- _Set problem_
Exactly reproduce the entries, dropping any pictures from your copy.

Saved entries:
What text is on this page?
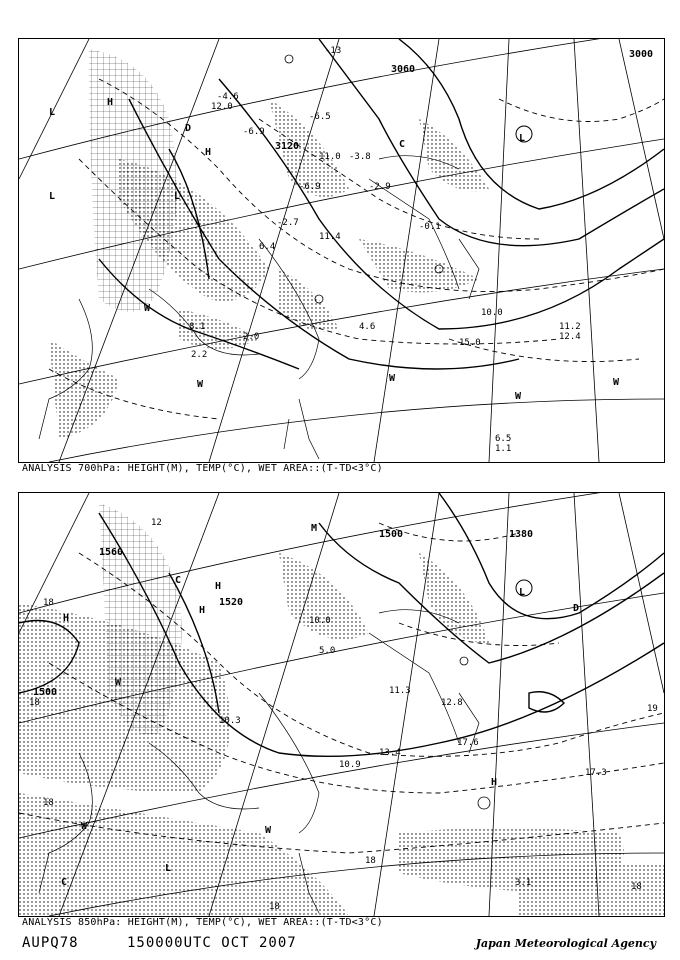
3120
3060
3000
L
L
L
H
H
L
W
W
W
W
W
C
D
-13
-4.6
-6.9
-6.5
-3.8
-2.9
-6.9
-2.7
11.4
-0.1
11.0
12.0
6.4
8.1
2.0
4.6
2.2
6.5
1.1
10.0
15.0
11.2
12.4
ANALYSIS 700hPa: HEIGHT(M), TEMP(°C), WET AREA::(T-TD<3°C)
1560
1500	1380
1520
1500
M
H
H
H
W
W	W
L
C
C
H
L
D
12
18
18
18
18
18
19
18
10.0
5.0
11.3
12.8
17.6
10.3
10.9
17.3
13.4
3.1
ANALYSIS 850hPa: HEIGHT(M), TEMP(°C), WET AREA::(T-TD<3°C)
AUPQ78	150000UTC OCT 2007	Japan Meteorological Agency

- _Completed task_
What text is on this page?
3120
3060
3000
L
L
L
H
H
L
W
W
W
W
W
C
D
-13
-4.6
-6.9
-6.5
-3.8
-2.9
-6.9
-2.7
11.4
-0.1
11.0
12.0
6.4
8.1
2.0
4.6
2.2
6.5
1.1
10.0
15.0
11.2
12.4
ANALYSIS 700hPa: HEIGHT(M), TEMP(°C), WET AREA::(T-TD<3°C)
1560
1500	1380
1520
1500
M
H
H
H
W
W	W
L
C
C
H
L
D
12
18
18
18
18
18
19
18
10.0
5.0
11.3
12.8
17.6
10.3
10.9
17.3
13.4
3.1
ANALYSIS 850hPa: HEIGHT(M), TEMP(°C), WET AREA::(T-TD<3°C)
AUPQ78	150000UTC OCT 2007	Japan Meteorological Agency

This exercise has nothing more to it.